## START EXTRACTED INFORMATION
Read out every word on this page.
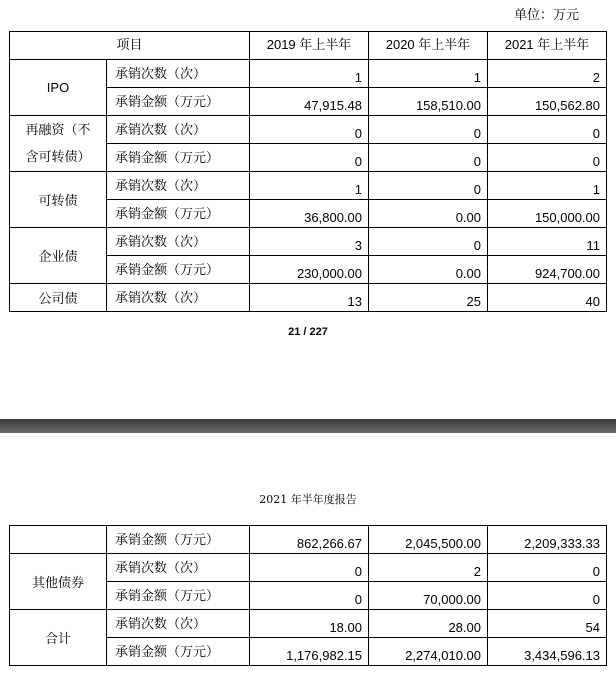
单位：万元
项目		2019 年上半年	2020 年上半年	2021 年上半年

IPO	承销次数（次）	1	1	2

	承销金额（万元）	47,915.48	158,510.00	150,562.80

再融资（不
含可转债）	承销次数（次）	0	0	0

	承销金额（万元）	0	0	0

可转债	承销次数（次）	1	0	1

	承销金额（万元）	36,800.00	0.00	150,000.00

企业债	承销次数（次）	3	0	11

	承销金额（万元）	230,000.00	0.00	924,700.00

公司债	承销次数（次）	13	25	40
21 / 227
2021 年半年度报告

	承销金额（万元）	862,266.67	2,045,500.00	2,209,333.33

其他债券	承销次数（次）	0	2	0

	承销金额（万元）	0	70,000.00	0

合计	承销次数（次）	18.00	28.00	54

	承销金额（万元）	1,176,982.15	2,274,010.00	3,434,596.13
## END EXTRACTED INFORMATION
THE TASK: Every line that holds the string "承销金额" should be returned.

RESULT OF THIS TASK:
	承销金额（万元）	47,915.48	158,510.00	150,562.80
	承销金额（万元）	0	0	0
	承销金额（万元）	36,800.00	0.00	150,000.00
	承销金额（万元）	230,000.00	0.00	924,700.00
	承销金额（万元）	862,266.67	2,045,500.00	2,209,333.33
	承销金额（万元）	0	70,000.00	0
	承销金额（万元）	1,176,982.15	2,274,010.00	3,434,596.13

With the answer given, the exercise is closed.